Given passage:
╔══
[Ach] The sad story of lonely AES-CTR

ianG iang at iang.org
Fri Dec 20 14:43:06 CET 2013


On 18/12/13 17:34 PM, Aaron Zauner wrote:
>
> On 18 Dec 2013, at 15:23, <robin.balean at a-trust.at> <robin.balean at a-trust.at> wrote:
>
>> This is an interesting paper and actually they give the answer to your question on page 5.  In fact GCM is just CTR mode with Galois Hash for authentication.
> I’m aware of that. A quick peek on wikipedia will tell you that as well :)
>
>>   It doesn't say why AES-CTR with other MAC algorithms are not supported.
> I guess I’ll have to ask someone involved with the TLS WG. It’s not that they are not possible. They are simply not supported in the TLS standard (you can use them in other protcols, like SSH per default for example). HPN-SSH uses aes-ctr + window scaling and a couple of other tricks to achieve extremely good performance for data transfers. If you are a FreeBSD user: they switched to HPN-SSH a while ago. A lot of HPC sites run HPN-SSH on linux as well.
╚══
Data shown:
╔══
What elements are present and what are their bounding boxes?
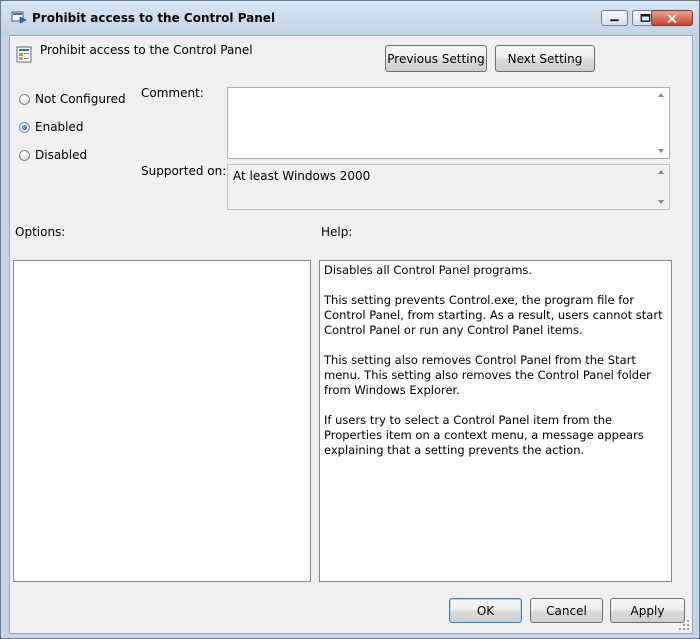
scroll-down-icon[interactable] xyxy=(658,149,664,153)
help-paragraph: Disables all Control Panel programs. xyxy=(324,263,533,277)
help-label: Help: xyxy=(321,225,353,239)
minimize-button[interactable] xyxy=(601,10,628,26)
comment-label: Comment: xyxy=(141,86,204,100)
radio-enabled[interactable]: Enabled xyxy=(19,120,84,134)
close-button[interactable] xyxy=(651,10,693,26)
policy-title: Prohibit access to the Control Panel xyxy=(40,43,253,57)
help-text: Disables all Control Panel programs. Thi… xyxy=(324,263,667,473)
comment-scrollbar[interactable] xyxy=(653,88,669,158)
help-paragraph: If users try to select a Control Panel i… xyxy=(324,413,644,457)
close-icon xyxy=(667,14,677,24)
help-panel[interactable]: Disables all Control Panel programs. Thi… xyxy=(319,260,672,582)
help-paragraph: This setting also removes Control Panel … xyxy=(324,353,651,397)
policy-dialog-window: Prohibit access to the Control Panel Pro… xyxy=(0,0,700,639)
minimize-icon xyxy=(610,19,619,22)
radio-not-configured-label: Not Configured xyxy=(35,92,126,106)
options-label: Options: xyxy=(15,225,66,239)
ok-button[interactable]: OK xyxy=(449,598,522,623)
scroll-down-icon[interactable] xyxy=(658,200,664,204)
window-title: Prohibit access to the Control Panel xyxy=(32,11,276,25)
radio-not-configured[interactable]: Not Configured xyxy=(19,92,126,106)
supported-on-scrollbar[interactable] xyxy=(653,165,669,209)
dialog-client-area: Prohibit access to the Control Panel Pre… xyxy=(9,35,693,634)
radio-enabled-label: Enabled xyxy=(35,120,84,134)
cancel-button[interactable]: Cancel xyxy=(530,598,603,623)
radio-enabled-control[interactable] xyxy=(19,121,30,133)
previous-setting-button[interactable]: Previous Setting xyxy=(385,45,487,72)
resize-grip-icon[interactable] xyxy=(678,619,690,631)
radio-disabled-control[interactable] xyxy=(19,149,30,161)
radio-not-configured-control[interactable] xyxy=(19,93,30,105)
scroll-up-icon[interactable] xyxy=(658,170,664,174)
help-paragraph: This setting prevents Control.exe, the p… xyxy=(324,293,663,337)
radio-disabled[interactable]: Disabled xyxy=(19,148,87,162)
policy-icon xyxy=(16,46,32,63)
title-bar[interactable]: Prohibit access to the Control Panel xyxy=(1,1,699,35)
radio-disabled-label: Disabled xyxy=(35,148,88,162)
apply-button[interactable]: Apply xyxy=(610,598,685,623)
scroll-up-icon[interactable] xyxy=(658,93,664,97)
supported-on-label: Supported on: xyxy=(141,164,227,178)
policy-settings-icon xyxy=(11,11,27,24)
next-setting-button[interactable]: Next Setting xyxy=(495,45,595,72)
supported-on-value: At least Windows 2000 xyxy=(233,169,371,183)
supported-on-field: At least Windows 2000 xyxy=(227,164,670,210)
comment-field[interactable] xyxy=(227,87,670,159)
options-panel[interactable] xyxy=(13,260,311,582)
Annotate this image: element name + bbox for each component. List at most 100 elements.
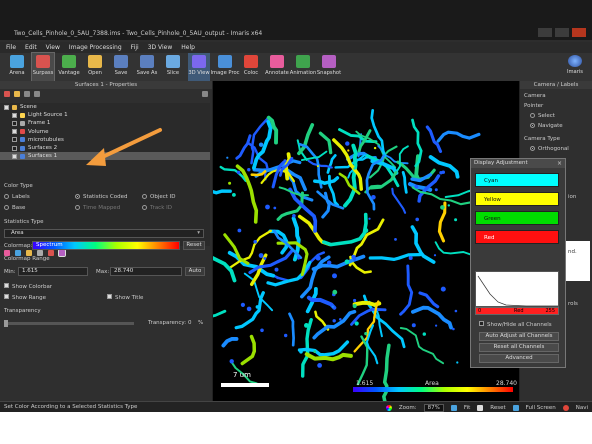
- visibility-checkbox[interactable]: [12, 137, 17, 143]
- minimize-button[interactable]: [538, 28, 552, 37]
- channel-green[interactable]: Green: [475, 211, 559, 225]
- visibility-checkbox[interactable]: [12, 145, 17, 151]
- color-wheel-icon[interactable]: [385, 405, 392, 411]
- fit-button[interactable]: Fit: [464, 405, 470, 411]
- toolbar-label: Save: [114, 70, 128, 76]
- settings-icon[interactable]: [202, 91, 208, 97]
- particle: [258, 253, 264, 258]
- radio-statistics-coded[interactable]: Statistics Coded: [75, 194, 127, 200]
- radio-dot[interactable]: [530, 123, 535, 128]
- checkbox[interactable]: [4, 294, 9, 299]
- radio-base[interactable]: Base: [4, 205, 25, 211]
- radio-select[interactable]: Select: [530, 113, 555, 119]
- tree-item-frame-1[interactable]: Frame 1: [0, 119, 210, 127]
- add-icon[interactable]: [4, 91, 10, 97]
- particle: [273, 206, 277, 210]
- channel-red[interactable]: Red: [475, 230, 559, 244]
- toolbar-save-button[interactable]: Save: [110, 53, 132, 81]
- delete-icon[interactable]: [34, 91, 40, 97]
- toolbar-snapshot-button[interactable]: Snapshot: [317, 53, 341, 81]
- radio-orthogonal[interactable]: Orthogonal: [530, 146, 569, 152]
- show-title-checkbox[interactable]: Show Title: [107, 294, 143, 301]
- radio-dot[interactable]: [75, 194, 80, 199]
- slider-knob[interactable]: [4, 320, 8, 327]
- histogram[interactable]: [475, 271, 559, 307]
- radio-object-id[interactable]: Object ID: [142, 194, 176, 200]
- color-type-label: Color Type: [4, 183, 33, 189]
- advanced-button[interactable]: Advanced: [479, 354, 559, 363]
- channel-cyan[interactable]: Cyan: [475, 173, 559, 187]
- reset-button[interactable]: Reset: [490, 405, 505, 411]
- radio-dot[interactable]: [530, 146, 535, 151]
- toolbar-save-as-button[interactable]: Save As: [136, 53, 158, 81]
- toolbar-surpass-button[interactable]: Surpass: [31, 52, 55, 82]
- radio-dot[interactable]: [4, 194, 9, 199]
- toolbar-open-button[interactable]: Open: [84, 53, 106, 81]
- checkbox[interactable]: [107, 294, 112, 299]
- visibility-checkbox[interactable]: [12, 112, 17, 118]
- radio-labels[interactable]: Labels: [4, 194, 30, 200]
- toolbar-coloc-button[interactable]: Coloc: [240, 53, 262, 81]
- navi-button[interactable]: Navi: [576, 405, 588, 411]
- channel-range-bar[interactable]: 0 Red 255: [475, 307, 559, 315]
- tree-item-volume[interactable]: Volume: [0, 128, 210, 136]
- zoom-value[interactable]: 87%: [423, 404, 444, 412]
- auto-button[interactable]: Auto: [185, 267, 205, 276]
- toolbar-annotate-button[interactable]: Annotate: [265, 53, 289, 81]
- colormap-reset-button[interactable]: Reset: [183, 241, 205, 250]
- folder-icon[interactable]: [14, 91, 20, 97]
- menu-file[interactable]: File: [6, 42, 16, 53]
- tree-item-light-source-1[interactable]: Light Source 1: [0, 111, 210, 119]
- toolbar-image-proc-button[interactable]: Image Proc: [211, 53, 240, 81]
- radio-dot[interactable]: [530, 113, 535, 118]
- min-label: Min:: [4, 269, 16, 275]
- channel-yellow[interactable]: Yellow: [475, 192, 559, 206]
- visibility-checkbox[interactable]: [12, 129, 17, 135]
- show-colorbar-checkbox[interactable]: Show Colorbar: [4, 283, 52, 290]
- color-tab-icon[interactable]: [58, 249, 66, 257]
- max-field[interactable]: 28.740: [110, 267, 182, 276]
- toolbar-animation-button[interactable]: Animation: [290, 53, 316, 81]
- transparency-value[interactable]: 0: [188, 320, 192, 326]
- checkbox[interactable]: [479, 321, 484, 326]
- colormap-selector[interactable]: Spectrum: [32, 241, 180, 250]
- reset-channels-button[interactable]: Reset all Channels: [479, 343, 559, 352]
- menu-edit[interactable]: Edit: [25, 42, 37, 53]
- close-icon[interactable]: ×: [557, 160, 562, 167]
- particle: [422, 332, 426, 336]
- particle: [371, 195, 376, 200]
- toolbar-slice-button[interactable]: Slice: [162, 53, 184, 81]
- toolbar-vantage-button[interactable]: Vantage: [58, 53, 80, 81]
- auto-adjust-button[interactable]: Auto Adjust all Channels: [479, 332, 559, 341]
- filament: [352, 300, 382, 307]
- tree-item-scene[interactable]: Scene: [0, 103, 210, 111]
- transparency-slider[interactable]: [4, 320, 134, 327]
- statistics-dropdown[interactable]: Area ▾: [4, 229, 204, 238]
- show-hide-checkbox[interactable]: Show/Hide all Channels: [479, 321, 552, 328]
- tree-item-microtubules[interactable]: microtubules: [0, 136, 210, 144]
- radio-dot[interactable]: [142, 194, 147, 199]
- visibility-checkbox[interactable]: [12, 120, 17, 126]
- show-range-text: Show Range: [12, 295, 47, 301]
- visibility-checkbox[interactable]: [4, 104, 9, 110]
- show-range-checkbox[interactable]: Show Range: [4, 294, 46, 301]
- min-field[interactable]: 1.615: [18, 267, 88, 276]
- histogram-curve: [477, 275, 558, 307]
- close-button[interactable]: [572, 28, 586, 37]
- fullscreen-button[interactable]: Full Screen: [526, 405, 556, 411]
- menu-3d-view[interactable]: 3D View: [148, 42, 173, 53]
- menu-view[interactable]: View: [46, 42, 60, 53]
- visibility-checkbox[interactable]: [12, 153, 17, 159]
- tree-item-surfaces-1[interactable]: Surfaces 1: [0, 152, 210, 161]
- radio-dot[interactable]: [4, 205, 9, 210]
- checkbox[interactable]: [4, 283, 9, 288]
- toolbar-arena-button[interactable]: Arena: [6, 53, 28, 81]
- toolbar-3d-view-button[interactable]: 3D View: [188, 53, 210, 81]
- menu-image-processing[interactable]: Image Processing: [69, 42, 122, 53]
- menu-help[interactable]: Help: [181, 42, 195, 53]
- tree-item-surfaces-2[interactable]: Surfaces 2: [0, 144, 210, 152]
- menu-fiji[interactable]: Fiji: [131, 42, 139, 53]
- copy-icon[interactable]: [24, 91, 30, 97]
- maximize-button[interactable]: [555, 28, 569, 37]
- radio-navigate[interactable]: Navigate: [530, 123, 563, 129]
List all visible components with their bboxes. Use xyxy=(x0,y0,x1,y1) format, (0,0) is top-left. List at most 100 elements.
╚══
What is expected: Keep writing the email thread about AES-CTR support in TLS, starting right after its last sentence.

The response:
>
>> Nevertheless they do state on page 30:
>> "AES-GCM is the best performing Authenticated Encryption combination among the NIST standard options (esp. compared to using HMAC SHA-1)”
>
> What they mean is not AES-CTR-SHA1 but AES-SHA1 - if I understand that correctly (which I suppose means some other, non parallelizable block cipher mode, right?).
> They state AES-CTR explicitly every time.
>
> The big thing about (galois) counter mode is that it’s parallelizable. Which most other block cipher modes are not. Still I don’t see why there is no AES-CTR option in TLS ciphersuites.
>
> @ian, Do you know anything about that?


I don't want to :)

There are several things going on here.

1.  there has been a big 'thought' shift in the last decade.  We have 
realised that modes and macs and padding are bad, and we need AE 
algorithms (because software side is too hard to get right reliably). 
So things like GCM are thrust forward, but this game has only just 
begun.  In particular CAESAR is a competition to find a better AE, so we 
are basically in waiting...

2.  There are so many modes and suites and thems and thats that the TLS 
WG and similar are always arguing about what to do.  There is no 
particular belief that what is good for users will win those battles. 
The problem here is that because there are so many suites, and because 
there is such a battle to get a new suite in place and broadspread use, 
the suites we have are all last decade's thinking ... so the arguments 
roll on.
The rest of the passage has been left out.